**Record excerpts**
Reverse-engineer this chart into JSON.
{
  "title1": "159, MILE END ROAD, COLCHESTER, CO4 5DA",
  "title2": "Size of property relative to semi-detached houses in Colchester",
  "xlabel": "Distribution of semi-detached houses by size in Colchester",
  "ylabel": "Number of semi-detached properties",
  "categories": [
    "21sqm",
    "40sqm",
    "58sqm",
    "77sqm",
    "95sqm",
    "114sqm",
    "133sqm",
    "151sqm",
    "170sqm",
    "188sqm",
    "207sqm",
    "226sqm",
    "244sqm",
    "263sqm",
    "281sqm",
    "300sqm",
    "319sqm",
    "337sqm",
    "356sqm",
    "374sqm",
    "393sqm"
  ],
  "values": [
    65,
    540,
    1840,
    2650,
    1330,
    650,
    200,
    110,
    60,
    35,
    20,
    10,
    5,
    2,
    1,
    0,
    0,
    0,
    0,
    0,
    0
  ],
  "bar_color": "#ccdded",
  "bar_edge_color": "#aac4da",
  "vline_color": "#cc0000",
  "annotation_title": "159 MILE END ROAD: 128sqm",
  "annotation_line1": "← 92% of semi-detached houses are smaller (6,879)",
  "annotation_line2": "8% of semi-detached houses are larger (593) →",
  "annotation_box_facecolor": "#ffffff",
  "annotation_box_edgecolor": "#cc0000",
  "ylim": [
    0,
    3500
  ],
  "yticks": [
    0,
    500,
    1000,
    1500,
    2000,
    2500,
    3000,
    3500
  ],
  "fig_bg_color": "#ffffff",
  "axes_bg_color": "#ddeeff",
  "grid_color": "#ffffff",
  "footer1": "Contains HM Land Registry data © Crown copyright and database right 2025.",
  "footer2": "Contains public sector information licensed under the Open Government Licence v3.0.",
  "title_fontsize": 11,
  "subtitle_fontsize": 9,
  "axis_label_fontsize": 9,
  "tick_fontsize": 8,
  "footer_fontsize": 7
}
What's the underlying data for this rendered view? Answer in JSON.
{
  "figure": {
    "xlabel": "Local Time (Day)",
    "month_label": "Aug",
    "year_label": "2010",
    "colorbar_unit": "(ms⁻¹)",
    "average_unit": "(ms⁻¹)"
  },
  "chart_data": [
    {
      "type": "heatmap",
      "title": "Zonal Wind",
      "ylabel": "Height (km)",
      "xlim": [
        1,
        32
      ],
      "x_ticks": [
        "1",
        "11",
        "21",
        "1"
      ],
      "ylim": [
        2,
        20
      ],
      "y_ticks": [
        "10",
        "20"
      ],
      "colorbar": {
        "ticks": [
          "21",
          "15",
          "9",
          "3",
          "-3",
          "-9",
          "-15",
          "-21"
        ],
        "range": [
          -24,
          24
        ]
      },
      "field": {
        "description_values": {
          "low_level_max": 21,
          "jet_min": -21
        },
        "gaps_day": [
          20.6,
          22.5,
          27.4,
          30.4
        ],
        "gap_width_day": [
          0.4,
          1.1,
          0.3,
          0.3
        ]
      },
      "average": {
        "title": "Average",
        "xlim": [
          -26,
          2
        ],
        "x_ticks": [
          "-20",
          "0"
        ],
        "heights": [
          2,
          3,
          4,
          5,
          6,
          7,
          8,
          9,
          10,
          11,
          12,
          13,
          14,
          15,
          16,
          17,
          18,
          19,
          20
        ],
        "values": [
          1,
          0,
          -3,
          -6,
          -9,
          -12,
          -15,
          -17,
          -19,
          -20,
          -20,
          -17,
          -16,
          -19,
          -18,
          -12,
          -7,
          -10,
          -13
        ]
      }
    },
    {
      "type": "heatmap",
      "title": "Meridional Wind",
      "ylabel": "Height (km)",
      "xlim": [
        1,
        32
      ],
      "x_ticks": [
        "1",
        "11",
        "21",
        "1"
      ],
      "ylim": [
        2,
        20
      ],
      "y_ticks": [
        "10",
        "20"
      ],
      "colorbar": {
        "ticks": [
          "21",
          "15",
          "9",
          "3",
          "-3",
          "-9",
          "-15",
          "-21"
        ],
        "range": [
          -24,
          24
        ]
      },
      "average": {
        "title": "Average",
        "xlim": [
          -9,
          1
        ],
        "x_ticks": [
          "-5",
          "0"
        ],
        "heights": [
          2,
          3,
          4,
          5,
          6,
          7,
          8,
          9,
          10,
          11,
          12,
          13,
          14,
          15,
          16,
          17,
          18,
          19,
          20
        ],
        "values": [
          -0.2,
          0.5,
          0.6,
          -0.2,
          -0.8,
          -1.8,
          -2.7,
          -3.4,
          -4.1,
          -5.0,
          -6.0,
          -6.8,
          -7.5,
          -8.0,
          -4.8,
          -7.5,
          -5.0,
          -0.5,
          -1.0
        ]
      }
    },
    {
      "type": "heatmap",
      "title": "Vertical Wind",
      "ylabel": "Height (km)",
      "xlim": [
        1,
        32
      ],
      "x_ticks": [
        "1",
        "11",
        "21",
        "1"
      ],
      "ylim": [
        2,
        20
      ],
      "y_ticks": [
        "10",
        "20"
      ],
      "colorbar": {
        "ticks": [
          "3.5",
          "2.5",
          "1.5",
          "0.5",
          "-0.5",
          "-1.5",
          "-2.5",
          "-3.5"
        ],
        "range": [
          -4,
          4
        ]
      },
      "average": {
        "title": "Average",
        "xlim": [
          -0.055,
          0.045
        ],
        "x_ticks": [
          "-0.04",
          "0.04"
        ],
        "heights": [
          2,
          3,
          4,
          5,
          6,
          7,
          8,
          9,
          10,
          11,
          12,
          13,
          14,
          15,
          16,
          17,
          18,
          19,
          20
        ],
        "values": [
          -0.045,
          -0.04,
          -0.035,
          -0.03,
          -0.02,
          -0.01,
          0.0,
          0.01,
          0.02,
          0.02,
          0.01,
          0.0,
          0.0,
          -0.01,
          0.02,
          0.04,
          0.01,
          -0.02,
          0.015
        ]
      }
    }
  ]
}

**Exercise goal**
Go through the listing and print each line exactly as it appears.

**Problem solution**
Reverse-engineer this chart into JSON.
{
  "title1": "159, MILE END ROAD, COLCHESTER, CO4 5DA",
  "title2": "Size of property relative to semi-detached houses in Colchester",
  "xlabel": "Distribution of semi-detached houses by size in Colchester",
  "ylabel": "Number of semi-detached properties",
  "categories": [
    "21sqm",
    "40sqm",
    "58sqm",
    "77sqm",
    "95sqm",
    "114sqm",
    "133sqm",
    "151sqm",
    "170sqm",
    "188sqm",
    "207sqm",
    "226sqm",
    "244sqm",
    "263sqm",
    "281sqm",
    "300sqm",
    "319sqm",
    "337sqm",
    "356sqm",
    "374sqm",
    "393sqm"
  ],
  "values": [
    65,
    540,
    1840,
    2650,
    1330,
    650,
    200,
    110,
    60,
    35,
    20,
    10,
    5,
    2,
    1,
    0,
    0,
    0,
    0,
    0,
    0
  ],
  "bar_color": "#ccdded",
  "bar_edge_color": "#aac4da",
  "vline_color": "#cc0000",
  "annotation_title": "159 MILE END ROAD: 128sqm",
  "annotation_line1": "← 92% of semi-detached houses are smaller (6,879)",
  "annotation_line2": "8% of semi-detached houses are larger (593) →",
  "annotation_box_facecolor": "#ffffff",
  "annotation_box_edgecolor": "#cc0000",
  "ylim": [
    0,
    3500
  ],
  "yticks": [
    0,
    500,
    1000,
    1500,
    2000,
    2500,
    3000,
    3500
  ],
  "fig_bg_color": "#ffffff",
  "axes_bg_color": "#ddeeff",
  "grid_color": "#ffffff",
  "footer1": "Contains HM Land Registry data © Crown copyright and database right 2025.",
  "footer2": "Contains public sector information licensed under the Open Government Licence v3.0.",
  "title_fontsize": 11,
  "subtitle_fontsize": 9,
  "axis_label_fontsize": 9,
  "tick_fontsize": 8,
  "footer_fontsize": 7
}
What's the underlying data for this rendered view? Answer in JSON.
{
  "figure": {
    "xlabel": "Local Time (Day)",
    "month_label": "Aug",
    "year_label": "2010",
    "colorbar_unit": "(ms⁻¹)",
    "average_unit": "(ms⁻¹)"
  },
  "chart_data": [
    {
      "type": "heatmap",
      "title": "Zonal Wind",
      "ylabel": "Height (km)",
      "xlim": [
        1,
        32
      ],
      "x_ticks": [
        "1",
        "11",
        "21",
        "1"
      ],
      "ylim": [
        2,
        20
      ],
      "y_ticks": [
        "10",
        "20"
      ],
      "colorbar": {
        "ticks": [
          "21",
          "15",
          "9",
          "3",
          "-3",
          "-9",
          "-15",
          "-21"
        ],
        "range": [
          -24,
          24
        ]
      },
      "field": {
        "description_values": {
          "low_level_max": 21,
          "jet_min": -21
        },
        "gaps_day": [
          20.6,
          22.5,
          27.4,
          30.4
        ],
        "gap_width_day": [
          0.4,
          1.1,
          0.3,
          0.3
        ]
      },
      "average": {
        "title": "Average",
        "xlim": [
          -26,
          2
        ],
        "x_ticks": [
          "-20",
          "0"
        ],
        "heights": [
          2,
          3,
          4,
          5,
          6,
          7,
          8,
          9,
          10,
          11,
          12,
          13,
          14,
          15,
          16,
          17,
          18,
          19,
          20
        ],
        "values": [
          1,
          0,
          -3,
          -6,
          -9,
          -12,
          -15,
          -17,
          -19,
          -20,
          -20,
          -17,
          -16,
          -19,
          -18,
          -12,
          -7,
          -10,
          -13
        ]
      }
    },
    {
      "type": "heatmap",
      "title": "Meridional Wind",
      "ylabel": "Height (km)",
      "xlim": [
        1,
        32
      ],
      "x_ticks": [
        "1",
        "11",
        "21",
        "1"
      ],
      "ylim": [
        2,
        20
      ],
      "y_ticks": [
        "10",
        "20"
      ],
      "colorbar": {
        "ticks": [
          "21",
          "15",
          "9",
          "3",
          "-3",
          "-9",
          "-15",
          "-21"
        ],
        "range": [
          -24,
          24
        ]
      },
      "average": {
        "title": "Average",
        "xlim": [
          -9,
          1
        ],
        "x_ticks": [
          "-5",
          "0"
        ],
        "heights": [
          2,
          3,
          4,
          5,
          6,
          7,
          8,
          9,
          10,
          11,
          12,
          13,
          14,
          15,
          16,
          17,
          18,
          19,
          20
        ],
        "values": [
          -0.2,
          0.5,
          0.6,
          -0.2,
          -0.8,
          -1.8,
          -2.7,
          -3.4,
          -4.1,
          -5.0,
          -6.0,
          -6.8,
          -7.5,
          -8.0,
          -4.8,
          -7.5,
          -5.0,
          -0.5,
          -1.0
        ]
      }
    },
    {
      "type": "heatmap",
      "title": "Vertical Wind",
      "ylabel": "Height (km)",
      "xlim": [
        1,
        32
      ],
      "x_ticks": [
        "1",
        "11",
        "21",
        "1"
      ],
      "ylim": [
        2,
        20
      ],
      "y_ticks": [
        "10",
        "20"
      ],
      "colorbar": {
        "ticks": [
          "3.5",
          "2.5",
          "1.5",
          "0.5",
          "-0.5",
          "-1.5",
          "-2.5",
          "-3.5"
        ],
        "range": [
          -4,
          4
        ]
      },
      "average": {
        "title": "Average",
        "xlim": [
          -0.055,
          0.045
        ],
        "x_ticks": [
          "-0.04",
          "0.04"
        ],
        "heights": [
          2,
          3,
          4,
          5,
          6,
          7,
          8,
          9,
          10,
          11,
          12,
          13,
          14,
          15,
          16,
          17,
          18,
          19,
          20
        ],
        "values": [
          -0.045,
          -0.04,
          -0.035,
          -0.03,
          -0.02,
          -0.01,
          0.0,
          0.01,
          0.02,
          0.02,
          0.01,
          0.0,
          0.0,
          -0.01,
          0.02,
          0.04,
          0.01,
          -0.02,
          0.015
        ]
      }
    }
  ]
}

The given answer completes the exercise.